== Short exercise ==
Each entry should be quoted word for word, including every mark of punctuation.

— BEGIN Given records —

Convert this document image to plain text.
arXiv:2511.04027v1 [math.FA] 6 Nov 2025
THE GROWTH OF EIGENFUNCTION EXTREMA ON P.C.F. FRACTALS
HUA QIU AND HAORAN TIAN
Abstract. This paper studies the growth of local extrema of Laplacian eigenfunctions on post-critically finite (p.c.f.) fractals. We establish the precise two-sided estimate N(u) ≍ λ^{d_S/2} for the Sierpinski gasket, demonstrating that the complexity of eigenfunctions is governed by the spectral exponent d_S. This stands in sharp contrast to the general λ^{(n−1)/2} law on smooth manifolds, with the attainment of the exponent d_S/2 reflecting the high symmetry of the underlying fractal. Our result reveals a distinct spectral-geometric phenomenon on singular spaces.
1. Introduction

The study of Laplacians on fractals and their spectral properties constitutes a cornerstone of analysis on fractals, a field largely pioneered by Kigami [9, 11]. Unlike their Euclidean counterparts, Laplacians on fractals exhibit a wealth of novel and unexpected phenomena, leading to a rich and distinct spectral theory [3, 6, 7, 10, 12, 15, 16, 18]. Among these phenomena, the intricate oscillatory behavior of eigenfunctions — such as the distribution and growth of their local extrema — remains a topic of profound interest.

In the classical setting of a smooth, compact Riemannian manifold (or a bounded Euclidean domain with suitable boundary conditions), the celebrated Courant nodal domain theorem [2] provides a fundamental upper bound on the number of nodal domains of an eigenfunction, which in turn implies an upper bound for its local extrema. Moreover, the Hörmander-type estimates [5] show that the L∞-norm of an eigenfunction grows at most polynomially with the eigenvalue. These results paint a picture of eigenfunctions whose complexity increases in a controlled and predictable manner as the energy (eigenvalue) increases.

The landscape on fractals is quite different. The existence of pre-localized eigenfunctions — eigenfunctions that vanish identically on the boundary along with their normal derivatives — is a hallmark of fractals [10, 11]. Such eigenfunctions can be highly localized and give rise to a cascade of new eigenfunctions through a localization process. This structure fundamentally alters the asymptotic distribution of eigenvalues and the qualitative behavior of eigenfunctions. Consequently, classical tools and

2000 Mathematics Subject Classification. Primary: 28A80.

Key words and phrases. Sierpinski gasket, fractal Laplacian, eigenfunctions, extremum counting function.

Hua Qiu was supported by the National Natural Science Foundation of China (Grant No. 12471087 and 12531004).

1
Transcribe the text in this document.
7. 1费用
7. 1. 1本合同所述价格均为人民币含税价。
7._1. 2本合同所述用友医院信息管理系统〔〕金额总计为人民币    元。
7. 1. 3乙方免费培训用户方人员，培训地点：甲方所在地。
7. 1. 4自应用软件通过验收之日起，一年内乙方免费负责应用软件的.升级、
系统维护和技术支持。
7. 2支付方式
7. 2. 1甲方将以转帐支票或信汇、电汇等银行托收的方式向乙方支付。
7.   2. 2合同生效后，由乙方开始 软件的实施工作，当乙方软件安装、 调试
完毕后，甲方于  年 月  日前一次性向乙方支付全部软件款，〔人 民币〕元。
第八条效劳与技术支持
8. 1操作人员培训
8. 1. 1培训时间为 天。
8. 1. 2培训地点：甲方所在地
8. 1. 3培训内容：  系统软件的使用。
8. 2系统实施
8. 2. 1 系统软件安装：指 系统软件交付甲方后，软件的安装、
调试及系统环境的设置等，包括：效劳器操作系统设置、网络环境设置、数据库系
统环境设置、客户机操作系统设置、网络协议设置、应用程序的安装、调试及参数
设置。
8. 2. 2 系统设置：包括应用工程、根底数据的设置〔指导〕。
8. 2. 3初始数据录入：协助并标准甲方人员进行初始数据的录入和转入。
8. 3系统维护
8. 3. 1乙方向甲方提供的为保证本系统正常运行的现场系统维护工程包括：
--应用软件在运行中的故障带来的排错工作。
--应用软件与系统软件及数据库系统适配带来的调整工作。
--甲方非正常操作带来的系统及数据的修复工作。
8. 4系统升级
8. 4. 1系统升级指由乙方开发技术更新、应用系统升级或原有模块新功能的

— END Given records —

== Solved problem ==
Convert this document image to plain text.
arXiv:2511.04027v1 [math.FA] 6 Nov 2025
THE GROWTH OF EIGENFUNCTION EXTREMA ON P.C.F. FRACTALS
HUA QIU AND HAORAN TIAN
Abstract. This paper studies the growth of local extrema of Laplacian eigenfunctions on post-critically finite (p.c.f.) fractals. We establish the precise two-sided estimate N(u) ≍ λ^{d_S/2} for the Sierpinski gasket, demonstrating that the complexity of eigenfunctions is governed by the spectral exponent d_S. This stands in sharp contrast to the general λ^{(n−1)/2} law on smooth manifolds, with the attainment of the exponent d_S/2 reflecting the high symmetry of the underlying fractal. Our result reveals a distinct spectral-geometric phenomenon on singular spaces.
1. Introduction

The study of Laplacians on fractals and their spectral properties constitutes a cornerstone of analysis on fractals, a field largely pioneered by Kigami [9, 11]. Unlike their Euclidean counterparts, Laplacians on fractals exhibit a wealth of novel and unexpected phenomena, leading to a rich and distinct spectral theory [3, 6, 7, 10, 12, 15, 16, 18]. Among these phenomena, the intricate oscillatory behavior of eigenfunctions — such as the distribution and growth of their local extrema — remains a topic of profound interest.

In the classical setting of a smooth, compact Riemannian manifold (or a bounded Euclidean domain with suitable boundary conditions), the celebrated Courant nodal domain theorem [2] provides a fundamental upper bound on the number of nodal domains of an eigenfunction, which in turn implies an upper bound for its local extrema. Moreover, the Hörmander-type estimates [5] show that the L∞-norm of an eigenfunction grows at most polynomially with the eigenvalue. These results paint a picture of eigenfunctions whose complexity increases in a controlled and predictable manner as the energy (eigenvalue) increases.

The landscape on fractals is quite different. The existence of pre-localized eigenfunctions — eigenfunctions that vanish identically on the boundary along with their normal derivatives — is a hallmark of fractals [10, 11]. Such eigenfunctions can be highly localized and give rise to a cascade of new eigenfunctions through a localization process. This structure fundamentally alters the asymptotic distribution of eigenvalues and the qualitative behavior of eigenfunctions. Consequently, classical tools and

2000 Mathematics Subject Classification. Primary: 28A80.

Key words and phrases. Sierpinski gasket, fractal Laplacian, eigenfunctions, extremum counting function.

Hua Qiu was supported by the National Natural Science Foundation of China (Grant No. 12471087 and 12531004).

1
Transcribe the text in this document.
7. 1费用
7. 1. 1本合同所述价格均为人民币含税价。
7._1. 2本合同所述用友医院信息管理系统〔〕金额总计为人民币    元。
7. 1. 3乙方免费培训用户方人员，培训地点：甲方所在地。
7. 1. 4自应用软件通过验收之日起，一年内乙方免费负责应用软件的.升级、
系统维护和技术支持。
7. 2支付方式
7. 2. 1甲方将以转帐支票或信汇、电汇等银行托收的方式向乙方支付。
7.   2. 2合同生效后，由乙方开始 软件的实施工作，当乙方软件安装、 调试
完毕后，甲方于  年 月  日前一次性向乙方支付全部软件款，〔人 民币〕元。
第八条效劳与技术支持
8. 1操作人员培训
8. 1. 1培训时间为 天。
8. 1. 2培训地点：甲方所在地
8. 1. 3培训内容：  系统软件的使用。
8. 2系统实施
8. 2. 1 系统软件安装：指 系统软件交付甲方后，软件的安装、
调试及系统环境的设置等，包括：效劳器操作系统设置、网络环境设置、数据库系
统环境设置、客户机操作系统设置、网络协议设置、应用程序的安装、调试及参数
设置。
8. 2. 2 系统设置：包括应用工程、根底数据的设置〔指导〕。
8. 2. 3初始数据录入：协助并标准甲方人员进行初始数据的录入和转入。
8. 3系统维护
8. 3. 1乙方向甲方提供的为保证本系统正常运行的现场系统维护工程包括：
--应用软件在运行中的故障带来的排错工作。
--应用软件与系统软件及数据库系统适配带来的调整工作。
--甲方非正常操作带来的系统及数据的修复工作。
8. 4系统升级
8. 4. 1系统升级指由乙方开发技术更新、应用系统升级或原有模块新功能的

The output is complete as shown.